» **Exercise aim**: Make an exact copy of the listing below.

═══ Available data

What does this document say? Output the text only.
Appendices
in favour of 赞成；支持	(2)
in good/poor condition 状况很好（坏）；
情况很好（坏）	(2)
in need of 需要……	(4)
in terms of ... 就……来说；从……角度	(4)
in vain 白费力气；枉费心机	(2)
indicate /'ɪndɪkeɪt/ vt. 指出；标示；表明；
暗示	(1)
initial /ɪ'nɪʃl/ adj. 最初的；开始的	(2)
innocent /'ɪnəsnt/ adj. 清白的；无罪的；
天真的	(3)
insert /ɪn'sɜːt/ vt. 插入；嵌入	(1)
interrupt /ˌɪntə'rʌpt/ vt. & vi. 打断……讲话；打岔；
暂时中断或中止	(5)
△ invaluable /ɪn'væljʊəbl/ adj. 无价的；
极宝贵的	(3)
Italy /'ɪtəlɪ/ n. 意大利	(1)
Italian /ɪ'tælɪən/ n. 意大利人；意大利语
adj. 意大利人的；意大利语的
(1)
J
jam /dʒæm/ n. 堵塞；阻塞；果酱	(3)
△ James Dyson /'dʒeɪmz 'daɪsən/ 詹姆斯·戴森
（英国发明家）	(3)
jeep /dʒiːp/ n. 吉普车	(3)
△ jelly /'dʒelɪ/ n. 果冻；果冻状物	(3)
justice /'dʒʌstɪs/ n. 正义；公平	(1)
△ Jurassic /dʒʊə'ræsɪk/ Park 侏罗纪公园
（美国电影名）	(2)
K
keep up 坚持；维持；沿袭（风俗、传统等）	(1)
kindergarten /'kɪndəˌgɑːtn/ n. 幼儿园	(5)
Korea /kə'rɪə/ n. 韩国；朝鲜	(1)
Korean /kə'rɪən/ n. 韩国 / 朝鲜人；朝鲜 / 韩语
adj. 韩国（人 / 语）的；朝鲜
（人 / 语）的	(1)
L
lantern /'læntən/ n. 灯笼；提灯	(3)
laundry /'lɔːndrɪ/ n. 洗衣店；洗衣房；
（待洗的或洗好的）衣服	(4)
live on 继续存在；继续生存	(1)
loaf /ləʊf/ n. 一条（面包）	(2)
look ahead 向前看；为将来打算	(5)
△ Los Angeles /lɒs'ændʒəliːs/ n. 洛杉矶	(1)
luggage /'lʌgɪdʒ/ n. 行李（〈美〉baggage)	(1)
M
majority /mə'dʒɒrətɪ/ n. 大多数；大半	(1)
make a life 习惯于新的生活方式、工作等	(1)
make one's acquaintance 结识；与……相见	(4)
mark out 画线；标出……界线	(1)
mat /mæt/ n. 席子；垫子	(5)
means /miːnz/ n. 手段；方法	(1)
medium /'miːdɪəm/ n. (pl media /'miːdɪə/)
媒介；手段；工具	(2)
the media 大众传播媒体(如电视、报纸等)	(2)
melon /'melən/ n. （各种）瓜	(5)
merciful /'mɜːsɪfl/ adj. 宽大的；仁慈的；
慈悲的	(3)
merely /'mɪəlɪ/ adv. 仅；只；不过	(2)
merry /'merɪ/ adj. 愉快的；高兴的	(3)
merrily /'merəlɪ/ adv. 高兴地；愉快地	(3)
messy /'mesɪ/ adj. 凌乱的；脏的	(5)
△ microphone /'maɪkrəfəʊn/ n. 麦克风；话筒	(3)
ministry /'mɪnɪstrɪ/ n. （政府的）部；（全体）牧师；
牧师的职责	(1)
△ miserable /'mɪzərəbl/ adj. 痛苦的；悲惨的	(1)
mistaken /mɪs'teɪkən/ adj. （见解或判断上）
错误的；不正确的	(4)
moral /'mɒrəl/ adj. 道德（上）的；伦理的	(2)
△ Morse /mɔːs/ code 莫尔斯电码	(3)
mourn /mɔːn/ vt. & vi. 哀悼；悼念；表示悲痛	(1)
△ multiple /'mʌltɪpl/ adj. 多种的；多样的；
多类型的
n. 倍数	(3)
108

══════

» **Right answer**:
What does this document say? Output the text only.
Appendices
in favour of 赞成；支持	(2)
in good/poor condition 状况很好（坏）；
情况很好（坏）	(2)
in need of 需要……	(4)
in terms of ... 就……来说；从……角度	(4)
in vain 白费力气；枉费心机	(2)
indicate /'ɪndɪkeɪt/ vt. 指出；标示；表明；
暗示	(1)
initial /ɪ'nɪʃl/ adj. 最初的；开始的	(2)
innocent /'ɪnəsnt/ adj. 清白的；无罪的；
天真的	(3)
insert /ɪn'sɜːt/ vt. 插入；嵌入	(1)
interrupt /ˌɪntə'rʌpt/ vt. & vi. 打断……讲话；打岔；
暂时中断或中止	(5)
△ invaluable /ɪn'væljʊəbl/ adj. 无价的；
极宝贵的	(3)
Italy /'ɪtəlɪ/ n. 意大利	(1)
Italian /ɪ'tælɪən/ n. 意大利人；意大利语
adj. 意大利人的；意大利语的
(1)
J
jam /dʒæm/ n. 堵塞；阻塞；果酱	(3)
△ James Dyson /'dʒeɪmz 'daɪsən/ 詹姆斯·戴森
（英国发明家）	(3)
jeep /dʒiːp/ n. 吉普车	(3)
△ jelly /'dʒelɪ/ n. 果冻；果冻状物	(3)
justice /'dʒʌstɪs/ n. 正义；公平	(1)
△ Jurassic /dʒʊə'ræsɪk/ Park 侏罗纪公园
（美国电影名）	(2)
K
keep up 坚持；维持；沿袭（风俗、传统等）	(1)
kindergarten /'kɪndəˌgɑːtn/ n. 幼儿园	(5)
Korea /kə'rɪə/ n. 韩国；朝鲜	(1)
Korean /kə'rɪən/ n. 韩国 / 朝鲜人；朝鲜 / 韩语
adj. 韩国（人 / 语）的；朝鲜
（人 / 语）的	(1)
L
lantern /'læntən/ n. 灯笼；提灯	(3)
laundry /'lɔːndrɪ/ n. 洗衣店；洗衣房；
（待洗的或洗好的）衣服	(4)
live on 继续存在；继续生存	(1)
loaf /ləʊf/ n. 一条（面包）	(2)
look ahead 向前看；为将来打算	(5)
△ Los Angeles /lɒs'ændʒəliːs/ n. 洛杉矶	(1)
luggage /'lʌgɪdʒ/ n. 行李（〈美〉baggage)	(1)
M
majority /mə'dʒɒrətɪ/ n. 大多数；大半	(1)
make a life 习惯于新的生活方式、工作等	(1)
make one's acquaintance 结识；与……相见	(4)
mark out 画线；标出……界线	(1)
mat /mæt/ n. 席子；垫子	(5)
means /miːnz/ n. 手段；方法	(1)
medium /'miːdɪəm/ n. (pl media /'miːdɪə/)
媒介；手段；工具	(2)
the media 大众传播媒体(如电视、报纸等)	(2)
melon /'melən/ n. （各种）瓜	(5)
merciful /'mɜːsɪfl/ adj. 宽大的；仁慈的；
慈悲的	(3)
merely /'mɪəlɪ/ adv. 仅；只；不过	(2)
merry /'merɪ/ adj. 愉快的；高兴的	(3)
merrily /'merəlɪ/ adv. 高兴地；愉快地	(3)
messy /'mesɪ/ adj. 凌乱的；脏的	(5)
△ microphone /'maɪkrəfəʊn/ n. 麦克风；话筒	(3)
ministry /'mɪnɪstrɪ/ n. （政府的）部；（全体）牧师；
牧师的职责	(1)
△ miserable /'mɪzərəbl/ adj. 痛苦的；悲惨的	(1)
mistaken /mɪs'teɪkən/ adj. （见解或判断上）
错误的；不正确的	(4)
moral /'mɒrəl/ adj. 道德（上）的；伦理的	(2)
△ Morse /mɔːs/ code 莫尔斯电码	(3)
mourn /mɔːn/ vt. & vi. 哀悼；悼念；表示悲痛	(1)
△ multiple /'mʌltɪpl/ adj. 多种的；多样的；
多类型的
n. 倍数	(3)
108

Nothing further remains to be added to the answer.